__Exercise instructions__
Only the number is wanted: count the lines in the data with "this" in them.
-*-*-
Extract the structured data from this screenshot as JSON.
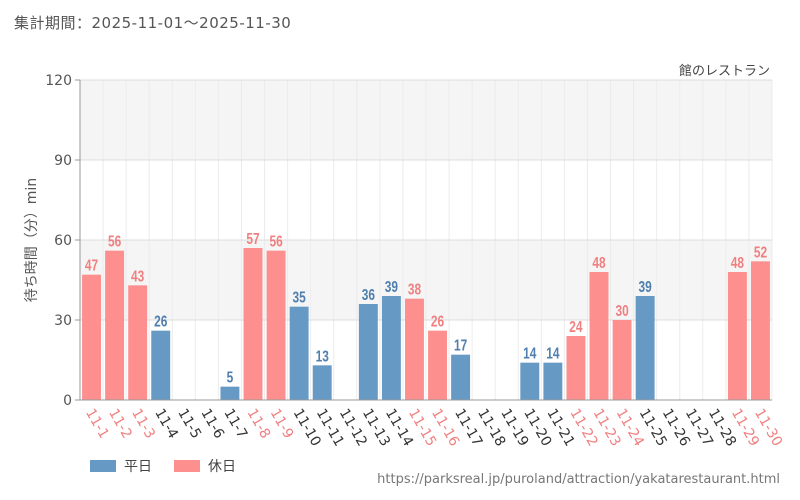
{
  "header": {
    "period": "集計期間：2025-11-01〜2025-11-30"
  },
  "chart_data": {
    "type": "bar",
    "title": "館のレストラン",
    "ylabel": "待ち時間（分）min",
    "xlabel": "",
    "ylim": [
      0,
      120
    ],
    "yticks": [
      0,
      30,
      60,
      90,
      120
    ],
    "categories": [
      "11-1",
      "11-2",
      "11-3",
      "11-4",
      "11-5",
      "11-6",
      "11-7",
      "11-8",
      "11-9",
      "11-10",
      "11-11",
      "11-12",
      "11-13",
      "11-14",
      "11-15",
      "11-16",
      "11-17",
      "11-18",
      "11-19",
      "11-20",
      "11-21",
      "11-22",
      "11-23",
      "11-24",
      "11-25",
      "11-26",
      "11-27",
      "11-28",
      "11-29",
      "11-30"
    ],
    "values": [
      47,
      56,
      43,
      26,
      null,
      null,
      5,
      57,
      56,
      35,
      13,
      null,
      36,
      39,
      38,
      26,
      17,
      null,
      null,
      14,
      14,
      24,
      48,
      30,
      39,
      null,
      null,
      null,
      48,
      52
    ],
    "day_type": [
      "holiday",
      "holiday",
      "holiday",
      "weekday",
      "weekday",
      "weekday",
      "weekday",
      "holiday",
      "holiday",
      "weekday",
      "weekday",
      "weekday",
      "weekday",
      "weekday",
      "holiday",
      "holiday",
      "weekday",
      "weekday",
      "weekday",
      "weekday",
      "weekday",
      "holiday",
      "holiday",
      "holiday",
      "weekday",
      "weekday",
      "weekday",
      "weekday",
      "holiday",
      "holiday"
    ],
    "series": [
      {
        "name": "平日",
        "key": "weekday",
        "color": "#6699c4",
        "label_color": "#4f7fae"
      },
      {
        "name": "休日",
        "key": "holiday",
        "color": "#fd8f8f",
        "label_color": "#f08080"
      }
    ],
    "legend_position": "bottom-left"
  },
  "footer": {
    "source_url": "https://parksreal.jp/puroland/attraction/yakatarestaurant.html"
  }
}
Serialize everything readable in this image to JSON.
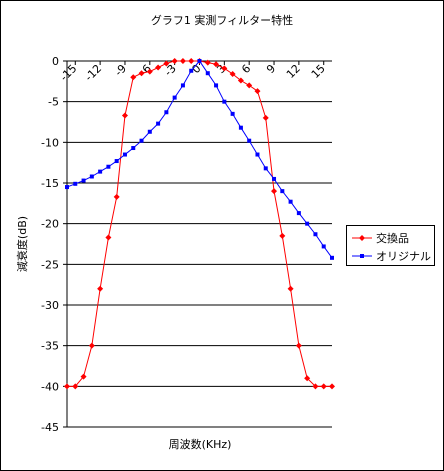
{
  "chart_data": {
    "type": "line",
    "title": "グラフ1 実測フィルター特性",
    "x_label": "周波数(KHz)",
    "y_label": "減衰度(dB)",
    "xlim": [
      -16,
      16
    ],
    "xticks": [
      -15,
      -12,
      -9,
      -6,
      -3,
      0,
      3,
      6,
      9,
      12,
      15
    ],
    "ylim": [
      -45,
      0
    ],
    "yticks": [
      0,
      -5,
      -10,
      -15,
      -20,
      -25,
      -30,
      -35,
      -40,
      -45
    ],
    "grid": true,
    "legend": "right",
    "x": [
      -16,
      -15,
      -14,
      -13,
      -12,
      -11,
      -10,
      -9,
      -8,
      -7,
      -6,
      -5,
      -4,
      -3,
      -2,
      -1,
      0,
      1,
      2,
      3,
      4,
      5,
      6,
      7,
      8,
      9,
      10,
      11,
      12,
      13,
      14,
      15,
      16
    ],
    "series": [
      {
        "name": "交換品",
        "color": "#ff0000",
        "marker": "diamond",
        "values": [
          -40,
          -40,
          -38.8,
          -35,
          -28,
          -21.7,
          -16.7,
          -6.7,
          -2,
          -1.5,
          -1.3,
          -0.8,
          -0.3,
          0,
          0,
          0,
          0,
          -0.2,
          -0.4,
          -0.9,
          -1.6,
          -2.4,
          -3,
          -3.7,
          -7,
          -16,
          -21.5,
          -28,
          -35,
          -39,
          -40,
          -40,
          -40
        ]
      },
      {
        "name": "オリジナル",
        "color": "#0000ff",
        "marker": "square",
        "values": [
          -15.5,
          -15.1,
          -14.7,
          -14.2,
          -13.6,
          -13,
          -12.3,
          -11.5,
          -10.7,
          -9.8,
          -8.7,
          -7.7,
          -6.3,
          -4.5,
          -3,
          -1.2,
          0,
          -1.5,
          -3,
          -5,
          -6.5,
          -8.2,
          -9.8,
          -11.5,
          -13.2,
          -14.5,
          -16,
          -17.3,
          -18.7,
          -20,
          -21.3,
          -22.8,
          -24.2
        ]
      }
    ]
  }
}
-*-*-
__Answer to the task__
2